◆ **Stated goal**:
Gather all lines from the material that contain "thumbs".

-----

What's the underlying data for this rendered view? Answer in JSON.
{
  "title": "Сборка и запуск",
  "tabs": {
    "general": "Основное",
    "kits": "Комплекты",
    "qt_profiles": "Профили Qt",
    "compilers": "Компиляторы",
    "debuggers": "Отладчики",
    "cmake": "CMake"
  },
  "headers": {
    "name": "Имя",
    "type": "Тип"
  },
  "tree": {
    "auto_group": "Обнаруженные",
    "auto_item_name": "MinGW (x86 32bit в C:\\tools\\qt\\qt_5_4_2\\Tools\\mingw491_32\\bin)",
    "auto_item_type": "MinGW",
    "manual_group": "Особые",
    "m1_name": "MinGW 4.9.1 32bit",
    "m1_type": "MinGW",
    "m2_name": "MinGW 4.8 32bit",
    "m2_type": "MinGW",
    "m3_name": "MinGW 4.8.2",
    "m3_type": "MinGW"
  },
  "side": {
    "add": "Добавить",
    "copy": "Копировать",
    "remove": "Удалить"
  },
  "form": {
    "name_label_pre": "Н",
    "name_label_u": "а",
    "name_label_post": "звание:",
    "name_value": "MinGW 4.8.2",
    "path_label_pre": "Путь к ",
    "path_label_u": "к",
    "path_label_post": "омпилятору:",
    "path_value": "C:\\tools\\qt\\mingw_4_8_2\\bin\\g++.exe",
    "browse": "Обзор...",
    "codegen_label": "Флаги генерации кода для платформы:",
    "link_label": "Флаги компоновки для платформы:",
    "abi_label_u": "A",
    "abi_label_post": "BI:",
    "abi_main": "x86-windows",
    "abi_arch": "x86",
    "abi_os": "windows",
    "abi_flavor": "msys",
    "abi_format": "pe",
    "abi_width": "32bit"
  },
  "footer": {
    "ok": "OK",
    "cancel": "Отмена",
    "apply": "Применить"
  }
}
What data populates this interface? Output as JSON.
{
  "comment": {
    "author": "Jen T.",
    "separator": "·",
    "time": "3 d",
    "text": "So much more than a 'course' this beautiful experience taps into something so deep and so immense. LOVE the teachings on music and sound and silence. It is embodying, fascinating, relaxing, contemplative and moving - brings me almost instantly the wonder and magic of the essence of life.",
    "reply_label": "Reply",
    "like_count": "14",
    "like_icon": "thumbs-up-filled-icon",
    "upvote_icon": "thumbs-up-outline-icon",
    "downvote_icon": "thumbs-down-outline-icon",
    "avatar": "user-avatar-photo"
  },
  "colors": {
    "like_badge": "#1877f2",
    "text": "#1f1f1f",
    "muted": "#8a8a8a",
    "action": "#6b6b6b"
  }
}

-----

◆ **Worked answer**:
    "like_icon": "thumbs-up-filled-icon",
    "upvote_icon": "thumbs-up-outline-icon",
    "downvote_icon": "thumbs-down-outline-icon",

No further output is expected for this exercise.